- [Gegeven tekst]
■ ■ ■ ■ ■ ■ ■

Skip to main content



of hoe het verder ging met de Carrera-motor

Barthold van den Houten

Wat vooraf ging:
Marian en ik waren met de Carrera naar de eerste Internationale Four-cam Meeting gegaan en hebben de auto daar vol belast (zie mijn verslag in het eerste clubblad van dit jaar). Tijdens de rit begon de motor meer en meer te knallen in de inlaat, hetgeen ik toeschreef aan een uitgeblazen inlaatspruitstuk-pakking. Dat had ik al eens eerder meegemaakt. Drie uur in de file bij Keulen maakte ook dat het lopen van de motor er niet beter op werd (vervuilen van de bougies, zie foto 1). Niets aan de hand, de motor moest er bij thuiskomst toch uit voor een onderhoudsbeurt (zie ook het verslag in het vorige clubblad).

■ ■ ■ ■ ■ ■ ■

- [Materiaal]
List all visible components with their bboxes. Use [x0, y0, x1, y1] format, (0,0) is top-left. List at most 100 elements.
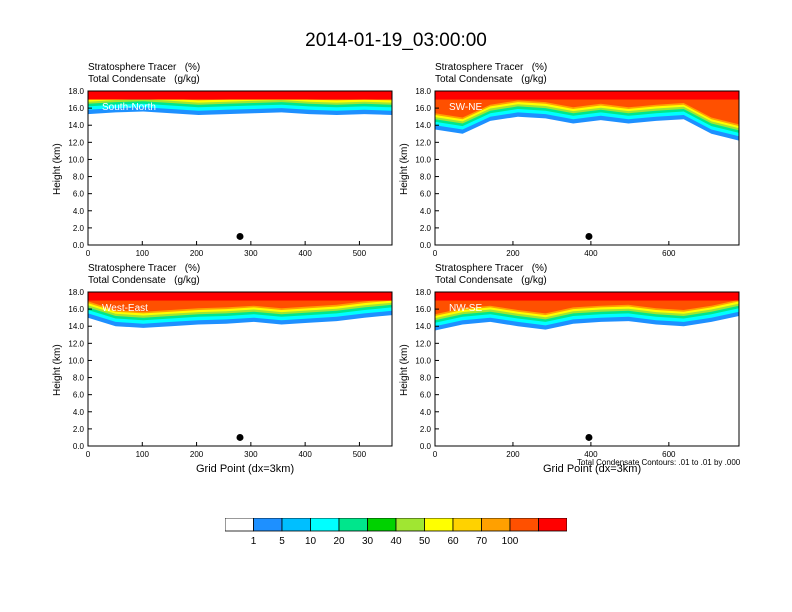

■ ■ ■ ■ ■ ■ ■

- [Opdracht] Geef uit de tekst over de Carrera-motor woordelijk het fragment terug dat begint bij de woorden "Barthold van den" en ophoudt na "het vorige clubblad).".

- [Het antwoord]
Barthold van den Houten

Wat vooraf ging:
Marian en ik waren met de Carrera naar de eerste Internationale Four-cam Meeting gegaan en hebben de auto daar vol belast (zie mijn verslag in het eerste clubblad van dit jaar). Tijdens de rit begon de motor meer en meer te knallen in de inlaat, hetgeen ik toeschreef aan een uitgeblazen inlaatspruitstuk-pakking. Dat had ik al eens eerder meegemaakt. Drie uur in de file bij Keulen maakte ook dat het lopen van de motor er niet beter op werd (vervuilen van de bougies, zie foto 1). Niets aan de hand, de motor moest er bij thuiskomst toch uit voor een onderhoudsbeurt (zie ook het verslag in het vorige clubblad).